Directions: Of all the lines in the material below, how many include the string "marker"? Give the number only.

Data for this task:
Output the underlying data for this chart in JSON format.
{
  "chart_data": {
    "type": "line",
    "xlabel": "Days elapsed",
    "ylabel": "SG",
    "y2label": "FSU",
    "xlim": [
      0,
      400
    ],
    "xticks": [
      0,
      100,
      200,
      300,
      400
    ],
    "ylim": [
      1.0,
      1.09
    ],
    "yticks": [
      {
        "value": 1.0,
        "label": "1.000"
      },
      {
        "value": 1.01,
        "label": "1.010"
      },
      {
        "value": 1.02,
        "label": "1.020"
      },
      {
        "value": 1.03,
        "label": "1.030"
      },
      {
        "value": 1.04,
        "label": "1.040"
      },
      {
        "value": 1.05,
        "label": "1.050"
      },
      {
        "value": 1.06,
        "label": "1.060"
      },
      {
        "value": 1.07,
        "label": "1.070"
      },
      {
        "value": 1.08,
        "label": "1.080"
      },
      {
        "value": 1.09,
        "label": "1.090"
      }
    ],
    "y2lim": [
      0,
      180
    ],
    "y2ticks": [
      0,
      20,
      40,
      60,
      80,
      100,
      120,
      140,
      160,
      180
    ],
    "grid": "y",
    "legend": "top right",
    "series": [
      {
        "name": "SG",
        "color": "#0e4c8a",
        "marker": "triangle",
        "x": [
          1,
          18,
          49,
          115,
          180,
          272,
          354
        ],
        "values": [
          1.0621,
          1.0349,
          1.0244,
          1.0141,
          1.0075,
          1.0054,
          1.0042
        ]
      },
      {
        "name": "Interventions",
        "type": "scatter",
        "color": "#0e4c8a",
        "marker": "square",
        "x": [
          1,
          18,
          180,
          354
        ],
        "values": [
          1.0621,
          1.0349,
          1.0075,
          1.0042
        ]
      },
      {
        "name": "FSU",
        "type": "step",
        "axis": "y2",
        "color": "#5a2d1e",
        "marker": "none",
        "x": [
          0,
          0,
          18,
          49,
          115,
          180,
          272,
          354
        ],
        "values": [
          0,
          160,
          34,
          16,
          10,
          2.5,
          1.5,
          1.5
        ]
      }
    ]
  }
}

Written reply: 3